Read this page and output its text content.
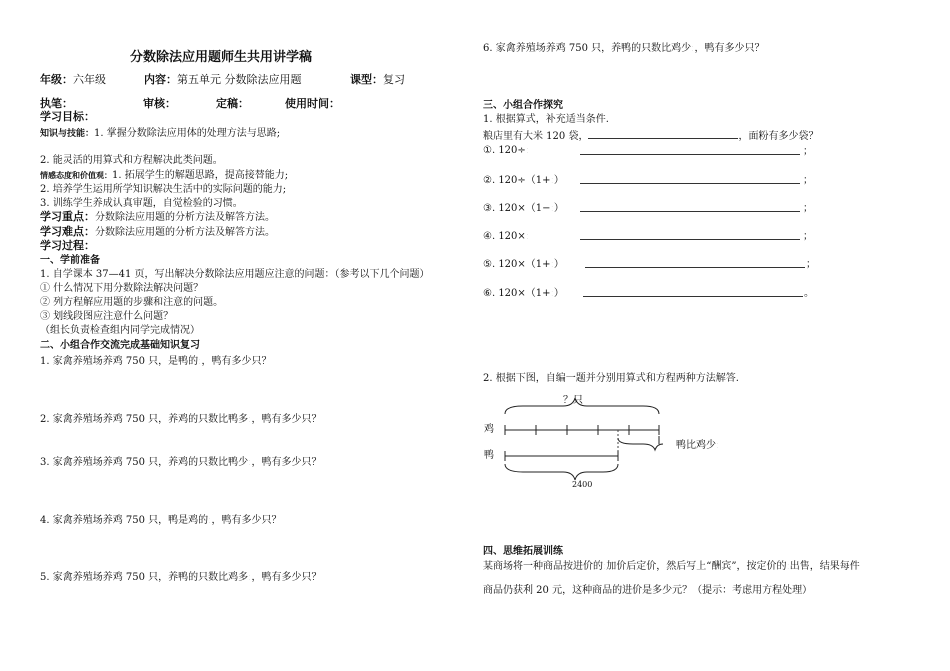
分数除法应用题师生共用讲学稿
年级：六年级	内容：第五单元 分数除法应用题	课型：复习
执笔：	审核：	定稿：	使用时间：
学习目标：
知识与技能：1. 掌握分数除法应用体的处理方法与思路;
2. 能灵活的用算式和方程解决此类问题。
情感态度和价值观：1. 拓展学生的解题思路，提高接替能力;
2. 培养学生运用所学知识解决生活中的实际问题的能力;
3. 训练学生养成认真审题，自觉检验的习惯。
学习重点：分数除法应用题的分析方法及解答方法。
学习难点：分数除法应用题的分析方法及解答方法。
学习过程：
一、学前准备
1. 自学课本 37—41 页，写出解决分数除法应用题应注意的问题：（参考以下几个问题）
① 什么情况下用分数除法解决问题？
② 列方程解应用题的步骤和注意的问题。
③ 划线段图应注意什么问题？
（组长负责检查组内同学完成情况）
二、小组合作交流完成基础知识复习
1. 家禽养殖场养鸡 750 只，是鸭的 ·
· ，鸭有多少只？
2. 家禽养殖场养鸡 750 只，养鸡的只数比鸭多 ·
· ，鸭有多少只？
3. 家禽养殖场养鸡 750 只，养鸡的只数比鸭少 ·
· ，鸭有多少只？
4. 家禽养殖场养鸡 750 只，鸭是鸡的 ·
· ，鸭有多少只？
5. 家禽养殖场养鸡 750 只，养鸭的只数比鸡多 ·
· ，鸭有多少只？
6. 家禽养殖场养鸡 750 只，养鸭的只数比鸡少 ·
· ，鸭有多少只？
三、小组合作探究
1. 根据算式，补充适当条件.
粮店里有大米 120 袋，	，面粉有多少袋？
①. 120÷ ·
·	；
②. 120÷（1+ ·
· ）	；
③. 120×（1− ·
· ）	；
④. 120× ·
·	；
⑤. 120×（1+ ·
· ）	；
⑥. 120×（1+ ·
· ）	。
2. 根据下图，自编一题并分别用算式和方程两种方法解答.
？只
鸡
鸭
鸭比鸡少 ·
·
2400
四、思维拓展训练
某商场将一种商品按进价的 ·
· 加价后定价，然后写上“酬宾”，按定价的 ·
· 出售，结果每件
商品仍获利 20 元，这种商品的进价是多少元？（提示：考虑用方程处理）
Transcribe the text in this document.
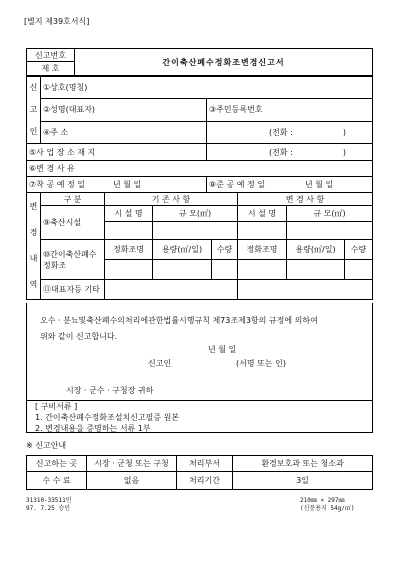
[별지 제39호서식]
신고번호	간이축산폐수정화조변경신고서
제 호
신
고
인	①상호(명칭)	
	②성명(대표자)	③주민등록번호
	④주 소	(전화 : )
⑤사 업 장 소 재 지		(전화 : )
⑥변 경 사 유		
⑦착 공 예 정 일 년 월 일		⑧준 공 예 정 일 년 월 일
변
경
내
역	구 분	기 존 사 항			변 경 사 항		
	⑨축산시설	시 설 명	규 모(㎡)		시 설 명	규 모(㎡)	

	⑩간이축산폐수정화조	정화조명	용량(㎥/일)	수량	정화조명	용량(㎥/일)	수량

	⑪대표자등 기타						
오수 · 분뇨및축산폐수의처리에관한법률시행규칙 제73조제3항의 규정에 의하여
위와 같이 신고합니다.
년 월 일
신고인	(서명 또는 인)
시장 · 군수 · 구청장 귀하
[ 구비서류 ]
1. 간이축산폐수정화조설치신고필증 원본
2. 변경내용을 증명하는 서류 1부
※ 신고안내
신고하는 곳	시장 · 군청 또는 구청	처리부서	환경보호과 또는 청소과
수 수 료	없음	처리기간	3일
31310-33511민
97. 7.25 승인
210㎜ × 297㎜
(신문용지 54g/㎡)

==================================================

[Work to do]:
From the line with "Transcribe the text in this document." down to the end of the entries, retype each line exactly as written, but drop the pictures.

[Task output]:
Transcribe the text in this document.
[별지 제39호서식]
신고번호	간이축산폐수정화조변경신고서
제 호
신
고
인	①상호(명칭)	
	②성명(대표자)	③주민등록번호
	④주 소	(전화 : )
⑤사 업 장 소 재 지		(전화 : )
⑥변 경 사 유		
⑦착 공 예 정 일 년 월 일		⑧준 공 예 정 일 년 월 일
변
경
내
역	구 분	기 존 사 항			변 경 사 항		
	⑨축산시설	시 설 명	규 모(㎡)		시 설 명	규 모(㎡)	

	⑩간이축산폐수정화조	정화조명	용량(㎥/일)	수량	정화조명	용량(㎥/일)	수량

	⑪대표자등 기타						
오수 · 분뇨및축산폐수의처리에관한법률시행규칙 제73조제3항의 규정에 의하여
위와 같이 신고합니다.
년 월 일
신고인	(서명 또는 인)
시장 · 군수 · 구청장 귀하
[ 구비서류 ]
1. 간이축산폐수정화조설치신고필증 원본
2. 변경내용을 증명하는 서류 1부
※ 신고안내
신고하는 곳	시장 · 군청 또는 구청	처리부서	환경보호과 또는 청소과
수 수 료	없음	처리기간	3일
31310-33511민
97. 7.25 승인
210㎜ × 297㎜
(신문용지 54g/㎡)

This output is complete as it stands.